_EXERCISE PROMPT:_ Output the material beneath exactly, leaving nothing out.

-------- DATA PROVIDED --------

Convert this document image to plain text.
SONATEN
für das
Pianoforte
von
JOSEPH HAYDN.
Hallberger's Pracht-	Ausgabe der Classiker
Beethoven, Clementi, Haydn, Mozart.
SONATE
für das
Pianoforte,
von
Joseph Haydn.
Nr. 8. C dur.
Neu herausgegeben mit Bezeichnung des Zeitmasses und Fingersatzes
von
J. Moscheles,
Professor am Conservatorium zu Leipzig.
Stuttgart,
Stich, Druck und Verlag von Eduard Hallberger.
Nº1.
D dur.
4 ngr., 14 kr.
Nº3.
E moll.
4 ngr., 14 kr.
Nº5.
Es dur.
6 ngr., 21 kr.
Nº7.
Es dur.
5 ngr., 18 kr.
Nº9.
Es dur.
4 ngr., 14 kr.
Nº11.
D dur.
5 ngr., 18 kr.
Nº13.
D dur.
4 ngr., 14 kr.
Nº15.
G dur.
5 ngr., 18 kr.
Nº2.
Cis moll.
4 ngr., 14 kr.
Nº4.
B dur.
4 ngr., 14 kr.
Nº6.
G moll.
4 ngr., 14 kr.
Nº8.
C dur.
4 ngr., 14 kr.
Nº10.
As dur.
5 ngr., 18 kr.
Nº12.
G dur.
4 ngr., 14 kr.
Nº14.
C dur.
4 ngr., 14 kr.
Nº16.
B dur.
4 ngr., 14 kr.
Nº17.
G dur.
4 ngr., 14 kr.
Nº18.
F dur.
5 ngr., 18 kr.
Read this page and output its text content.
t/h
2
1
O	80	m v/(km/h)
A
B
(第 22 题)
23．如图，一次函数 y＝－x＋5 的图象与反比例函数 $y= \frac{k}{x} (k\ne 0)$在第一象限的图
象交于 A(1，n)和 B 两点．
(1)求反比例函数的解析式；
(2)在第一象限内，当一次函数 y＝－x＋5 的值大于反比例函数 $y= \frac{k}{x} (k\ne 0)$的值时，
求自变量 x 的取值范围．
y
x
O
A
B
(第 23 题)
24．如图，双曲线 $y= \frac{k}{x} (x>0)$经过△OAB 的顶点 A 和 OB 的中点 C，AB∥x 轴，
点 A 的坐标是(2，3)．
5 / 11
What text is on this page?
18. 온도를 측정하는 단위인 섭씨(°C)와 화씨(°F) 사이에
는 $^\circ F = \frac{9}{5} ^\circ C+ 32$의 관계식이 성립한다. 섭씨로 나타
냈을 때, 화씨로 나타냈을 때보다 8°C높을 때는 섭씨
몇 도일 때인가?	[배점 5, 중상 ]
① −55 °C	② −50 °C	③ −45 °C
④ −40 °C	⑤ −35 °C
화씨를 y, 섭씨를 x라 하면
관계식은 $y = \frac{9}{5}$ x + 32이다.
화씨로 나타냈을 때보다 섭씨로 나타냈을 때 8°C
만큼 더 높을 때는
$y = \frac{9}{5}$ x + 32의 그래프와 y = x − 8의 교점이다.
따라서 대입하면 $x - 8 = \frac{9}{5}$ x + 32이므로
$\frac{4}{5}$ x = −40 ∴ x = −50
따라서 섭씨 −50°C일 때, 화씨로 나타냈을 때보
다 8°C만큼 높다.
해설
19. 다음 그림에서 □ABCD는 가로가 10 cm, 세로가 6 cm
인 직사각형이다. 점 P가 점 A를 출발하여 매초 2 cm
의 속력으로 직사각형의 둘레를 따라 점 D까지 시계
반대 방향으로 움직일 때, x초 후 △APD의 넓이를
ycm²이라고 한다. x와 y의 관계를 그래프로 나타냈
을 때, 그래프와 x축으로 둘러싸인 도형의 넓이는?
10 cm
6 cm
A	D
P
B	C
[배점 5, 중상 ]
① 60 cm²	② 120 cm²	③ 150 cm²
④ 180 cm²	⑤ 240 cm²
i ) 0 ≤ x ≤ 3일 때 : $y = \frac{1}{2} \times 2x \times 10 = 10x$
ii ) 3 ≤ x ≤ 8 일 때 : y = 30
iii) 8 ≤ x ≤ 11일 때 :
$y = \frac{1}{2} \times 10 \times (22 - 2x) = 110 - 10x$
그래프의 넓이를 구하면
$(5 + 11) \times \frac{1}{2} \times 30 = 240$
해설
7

--------

_ANSWER TO THE EXERCISE:_
Convert this document image to plain text.
SONATEN
für das
Pianoforte
von
JOSEPH HAYDN.
Hallberger's Pracht-	Ausgabe der Classiker
Beethoven, Clementi, Haydn, Mozart.
SONATE
für das
Pianoforte,
von
Joseph Haydn.
Nr. 8. C dur.
Neu herausgegeben mit Bezeichnung des Zeitmasses und Fingersatzes
von
J. Moscheles,
Professor am Conservatorium zu Leipzig.
Stuttgart,
Stich, Druck und Verlag von Eduard Hallberger.
Nº1.
D dur.
4 ngr., 14 kr.
Nº3.
E moll.
4 ngr., 14 kr.
Nº5.
Es dur.
6 ngr., 21 kr.
Nº7.
Es dur.
5 ngr., 18 kr.
Nº9.
Es dur.
4 ngr., 14 kr.
Nº11.
D dur.
5 ngr., 18 kr.
Nº13.
D dur.
4 ngr., 14 kr.
Nº15.
G dur.
5 ngr., 18 kr.
Nº2.
Cis moll.
4 ngr., 14 kr.
Nº4.
B dur.
4 ngr., 14 kr.
Nº6.
G moll.
4 ngr., 14 kr.
Nº8.
C dur.
4 ngr., 14 kr.
Nº10.
As dur.
5 ngr., 18 kr.
Nº12.
G dur.
4 ngr., 14 kr.
Nº14.
C dur.
4 ngr., 14 kr.
Nº16.
B dur.
4 ngr., 14 kr.
Nº17.
G dur.
4 ngr., 14 kr.
Nº18.
F dur.
5 ngr., 18 kr.
Read this page and output its text content.
t/h
2
1
O	80	m v/(km/h)
A
B
(第 22 题)
23．如图，一次函数 y＝－x＋5 的图象与反比例函数 $y= \frac{k}{x} (k\ne 0)$在第一象限的图
象交于 A(1，n)和 B 两点．
(1)求反比例函数的解析式；
(2)在第一象限内，当一次函数 y＝－x＋5 的值大于反比例函数 $y= \frac{k}{x} (k\ne 0)$的值时，
求自变量 x 的取值范围．
y
x
O
A
B
(第 23 题)
24．如图，双曲线 $y= \frac{k}{x} (x>0)$经过△OAB 的顶点 A 和 OB 的中点 C，AB∥x 轴，
点 A 的坐标是(2，3)．
5 / 11
What text is on this page?
18. 온도를 측정하는 단위인 섭씨(°C)와 화씨(°F) 사이에
는 $^\circ F = \frac{9}{5} ^\circ C+ 32$의 관계식이 성립한다. 섭씨로 나타
냈을 때, 화씨로 나타냈을 때보다 8°C높을 때는 섭씨
몇 도일 때인가?	[배점 5, 중상 ]
① −55 °C	② −50 °C	③ −45 °C
④ −40 °C	⑤ −35 °C
화씨를 y, 섭씨를 x라 하면
관계식은 $y = \frac{9}{5}$ x + 32이다.
화씨로 나타냈을 때보다 섭씨로 나타냈을 때 8°C
만큼 더 높을 때는
$y = \frac{9}{5}$ x + 32의 그래프와 y = x − 8의 교점이다.
따라서 대입하면 $x - 8 = \frac{9}{5}$ x + 32이므로
$\frac{4}{5}$ x = −40 ∴ x = −50
따라서 섭씨 −50°C일 때, 화씨로 나타냈을 때보
다 8°C만큼 높다.
해설
19. 다음 그림에서 □ABCD는 가로가 10 cm, 세로가 6 cm
인 직사각형이다. 점 P가 점 A를 출발하여 매초 2 cm
의 속력으로 직사각형의 둘레를 따라 점 D까지 시계
반대 방향으로 움직일 때, x초 후 △APD의 넓이를
ycm²이라고 한다. x와 y의 관계를 그래프로 나타냈
을 때, 그래프와 x축으로 둘러싸인 도형의 넓이는?
10 cm
6 cm
A	D
P
B	C
[배점 5, 중상 ]
① 60 cm²	② 120 cm²	③ 150 cm²
④ 180 cm²	⑤ 240 cm²
i ) 0 ≤ x ≤ 3일 때 : $y = \frac{1}{2} \times 2x \times 10 = 10x$
ii ) 3 ≤ x ≤ 8 일 때 : y = 30
iii) 8 ≤ x ≤ 11일 때 :
$y = \frac{1}{2} \times 10 \times (22 - 2x) = 110 - 10x$
그래프의 넓이를 구하면
$(5 + 11) \times \frac{1}{2} \times 30 = 240$
해설
7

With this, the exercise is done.